— start of Listed records —

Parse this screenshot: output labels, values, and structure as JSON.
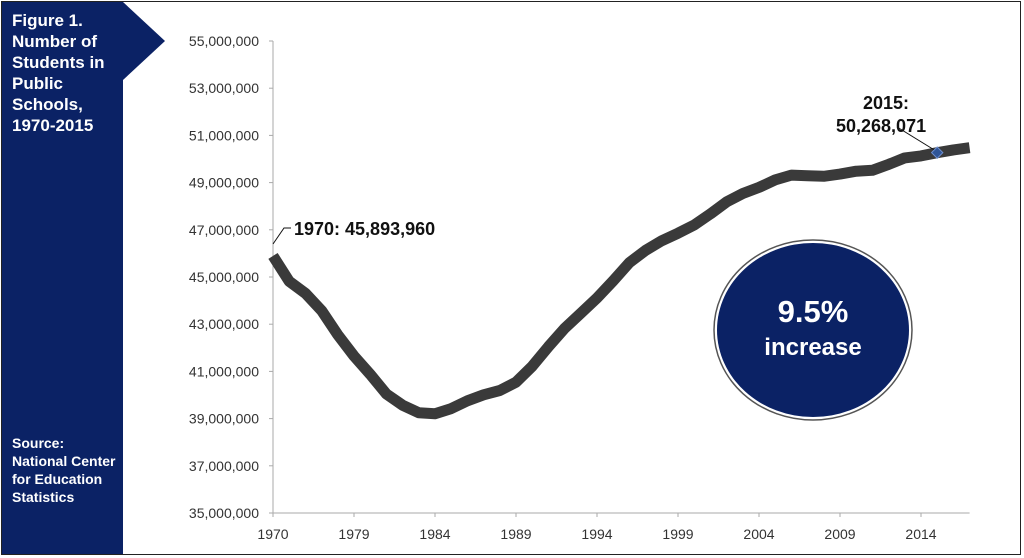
{
  "sidebar": {
    "title": "Figure 1. Number of Students in Public Schools, 1970-2015",
    "source": "Source: National Center for Education Statistics"
  },
  "colors": {
    "panel": "#0b2265",
    "line": "#3a3a3a",
    "marker": "#2f5597"
  },
  "chart_data": {
    "type": "line",
    "title": "Figure 1. Number of Students in Public Schools, 1970-2015",
    "xlabel": "",
    "ylabel": "",
    "ylim": [
      35000000,
      55000000
    ],
    "yticks": [
      "35,000,000",
      "37,000,000",
      "39,000,000",
      "41,000,000",
      "43,000,000",
      "45,000,000",
      "47,000,000",
      "49,000,000",
      "51,000,000",
      "53,000,000",
      "55,000,000"
    ],
    "xtick_labels": [
      "1970",
      "1979",
      "1984",
      "1989",
      "1994",
      "1999",
      "2004",
      "2009",
      "2014"
    ],
    "grid": false,
    "categories": [
      1970,
      1975,
      1976,
      1977,
      1978,
      1979,
      1980,
      1981,
      1982,
      1983,
      1984,
      1985,
      1986,
      1987,
      1988,
      1989,
      1990,
      1991,
      1992,
      1993,
      1994,
      1995,
      1996,
      1997,
      1998,
      1999,
      2000,
      2001,
      2002,
      2003,
      2004,
      2005,
      2006,
      2007,
      2008,
      2009,
      2010,
      2011,
      2012,
      2013,
      2014,
      2015,
      2016,
      2017
    ],
    "values": [
      45893960,
      44819000,
      44311000,
      43577000,
      42551000,
      41651000,
      40877000,
      40044000,
      39566000,
      39252000,
      39208000,
      39422000,
      39753000,
      40008000,
      40189000,
      40543000,
      41217000,
      42047000,
      42823000,
      43465000,
      44111000,
      44840000,
      45611000,
      46127000,
      46539000,
      46857000,
      47204000,
      47672000,
      48183000,
      48540000,
      48795000,
      49113000,
      49316000,
      49293000,
      49266000,
      49361000,
      49484000,
      49522000,
      49771000,
      50045000,
      50132000,
      50268071,
      50385000,
      50477000
    ],
    "annotations": {
      "start": "1970: 45,893,960",
      "end_year": "2015:",
      "end_value": "50,268,071",
      "circle_pct": "9.5%",
      "circle_text": "increase"
    }
  }
}
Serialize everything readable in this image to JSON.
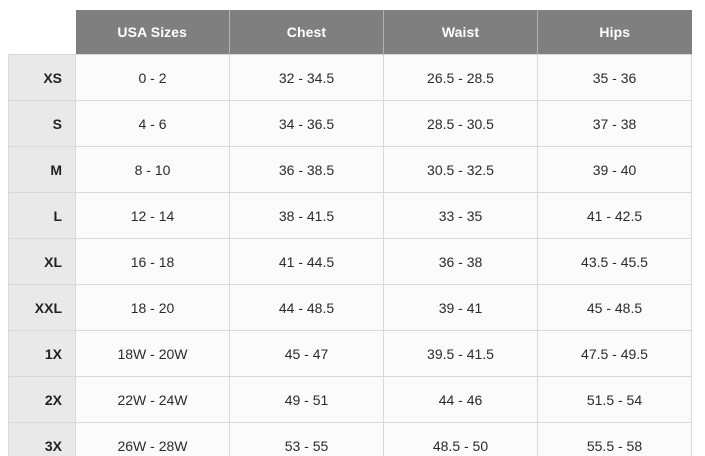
{
  "chart_data": {
    "type": "table",
    "columns": [
      "USA Sizes",
      "Chest",
      "Waist",
      "Hips"
    ],
    "rows": [
      {
        "label": "XS",
        "usa_sizes": "0 - 2",
        "chest": "32 - 34.5",
        "waist": "26.5 - 28.5",
        "hips": "35 - 36"
      },
      {
        "label": "S",
        "usa_sizes": "4 - 6",
        "chest": "34 - 36.5",
        "waist": "28.5 - 30.5",
        "hips": "37 - 38"
      },
      {
        "label": "M",
        "usa_sizes": "8 - 10",
        "chest": "36 - 38.5",
        "waist": "30.5 - 32.5",
        "hips": "39 - 40"
      },
      {
        "label": "L",
        "usa_sizes": "12 - 14",
        "chest": "38 - 41.5",
        "waist": "33 - 35",
        "hips": "41 - 42.5"
      },
      {
        "label": "XL",
        "usa_sizes": "16 - 18",
        "chest": "41 - 44.5",
        "waist": "36 - 38",
        "hips": "43.5 - 45.5"
      },
      {
        "label": "XXL",
        "usa_sizes": "18 - 20",
        "chest": "44 - 48.5",
        "waist": "39 - 41",
        "hips": "45 - 48.5"
      },
      {
        "label": "1X",
        "usa_sizes": "18W - 20W",
        "chest": "45 - 47",
        "waist": "39.5 - 41.5",
        "hips": "47.5 - 49.5"
      },
      {
        "label": "2X",
        "usa_sizes": "22W - 24W",
        "chest": "49 - 51",
        "waist": "44 - 46",
        "hips": "51.5 - 54"
      },
      {
        "label": "3X",
        "usa_sizes": "26W - 28W",
        "chest": "53 - 55",
        "waist": "48.5 - 50",
        "hips": "55.5 - 58"
      }
    ],
    "layout": {
      "header_position": "top",
      "row_labels_position": "left",
      "grid": true
    }
  },
  "colors": {
    "header_bg": "#7f7f7f",
    "header_text": "#ffffff",
    "header_divider": "#b2b2b2",
    "row_label_bg": "#e9e9e9",
    "cell_bg": "#fbfbfb",
    "border": "#d9d9d9",
    "text": "#2b2b2b",
    "page_bg": "#ffffff"
  }
}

— end of Listed records —

▸ **Written exercise**
All of the lines above should be retyped precisely, apart from the pictures.

▸ **Answer to this problem**
Parse this screenshot: output labels, values, and structure as JSON.
{
  "sidebar": {
    "title": "Figure 1. Number of Students in Public Schools, 1970-2015",
    "source": "Source: National Center for Education Statistics"
  },
  "colors": {
    "panel": "#0b2265",
    "line": "#3a3a3a",
    "marker": "#2f5597"
  },
  "chart_data": {
    "type": "line",
    "title": "Figure 1. Number of Students in Public Schools, 1970-2015",
    "xlabel": "",
    "ylabel": "",
    "ylim": [
      35000000,
      55000000
    ],
    "yticks": [
      "35,000,000",
      "37,000,000",
      "39,000,000",
      "41,000,000",
      "43,000,000",
      "45,000,000",
      "47,000,000",
      "49,000,000",
      "51,000,000",
      "53,000,000",
      "55,000,000"
    ],
    "xtick_labels": [
      "1970",
      "1979",
      "1984",
      "1989",
      "1994",
      "1999",
      "2004",
      "2009",
      "2014"
    ],
    "grid": false,
    "categories": [
      1970,
      1975,
      1976,
      1977,
      1978,
      1979,
      1980,
      1981,
      1982,
      1983,
      1984,
      1985,
      1986,
      1987,
      1988,
      1989,
      1990,
      1991,
      1992,
      1993,
      1994,
      1995,
      1996,
      1997,
      1998,
      1999,
      2000,
      2001,
      2002,
      2003,
      2004,
      2005,
      2006,
      2007,
      2008,
      2009,
      2010,
      2011,
      2012,
      2013,
      2014,
      2015,
      2016,
      2017
    ],
    "values": [
      45893960,
      44819000,
      44311000,
      43577000,
      42551000,
      41651000,
      40877000,
      40044000,
      39566000,
      39252000,
      39208000,
      39422000,
      39753000,
      40008000,
      40189000,
      40543000,
      41217000,
      42047000,
      42823000,
      43465000,
      44111000,
      44840000,
      45611000,
      46127000,
      46539000,
      46857000,
      47204000,
      47672000,
      48183000,
      48540000,
      48795000,
      49113000,
      49316000,
      49293000,
      49266000,
      49361000,
      49484000,
      49522000,
      49771000,
      50045000,
      50132000,
      50268071,
      50385000,
      50477000
    ],
    "annotations": {
      "start": "1970: 45,893,960",
      "end_year": "2015:",
      "end_value": "50,268,071",
      "circle_pct": "9.5%",
      "circle_text": "increase"
    }
  }
}
Serialize everything readable in this image to JSON.
{
  "chart_data": {
    "type": "table",
    "columns": [
      "USA Sizes",
      "Chest",
      "Waist",
      "Hips"
    ],
    "rows": [
      {
        "label": "XS",
        "usa_sizes": "0 - 2",
        "chest": "32 - 34.5",
        "waist": "26.5 - 28.5",
        "hips": "35 - 36"
      },
      {
        "label": "S",
        "usa_sizes": "4 - 6",
        "chest": "34 - 36.5",
        "waist": "28.5 - 30.5",
        "hips": "37 - 38"
      },
      {
        "label": "M",
        "usa_sizes": "8 - 10",
        "chest": "36 - 38.5",
        "waist": "30.5 - 32.5",
        "hips": "39 - 40"
      },
      {
        "label": "L",
        "usa_sizes": "12 - 14",
        "chest": "38 - 41.5",
        "waist": "33 - 35",
        "hips": "41 - 42.5"
      },
      {
        "label": "XL",
        "usa_sizes": "16 - 18",
        "chest": "41 - 44.5",
        "waist": "36 - 38",
        "hips": "43.5 - 45.5"
      },
      {
        "label": "XXL",
        "usa_sizes": "18 - 20",
        "chest": "44 - 48.5",
        "waist": "39 - 41",
        "hips": "45 - 48.5"
      },
      {
        "label": "1X",
        "usa_sizes": "18W - 20W",
        "chest": "45 - 47",
        "waist": "39.5 - 41.5",
        "hips": "47.5 - 49.5"
      },
      {
        "label": "2X",
        "usa_sizes": "22W - 24W",
        "chest": "49 - 51",
        "waist": "44 - 46",
        "hips": "51.5 - 54"
      },
      {
        "label": "3X",
        "usa_sizes": "26W - 28W",
        "chest": "53 - 55",
        "waist": "48.5 - 50",
        "hips": "55.5 - 58"
      }
    ],
    "layout": {
      "header_position": "top",
      "row_labels_position": "left",
      "grid": true
    }
  },
  "colors": {
    "header_bg": "#7f7f7f",
    "header_text": "#ffffff",
    "header_divider": "#b2b2b2",
    "row_label_bg": "#e9e9e9",
    "cell_bg": "#fbfbfb",
    "border": "#d9d9d9",
    "text": "#2b2b2b",
    "page_bg": "#ffffff"
  }
}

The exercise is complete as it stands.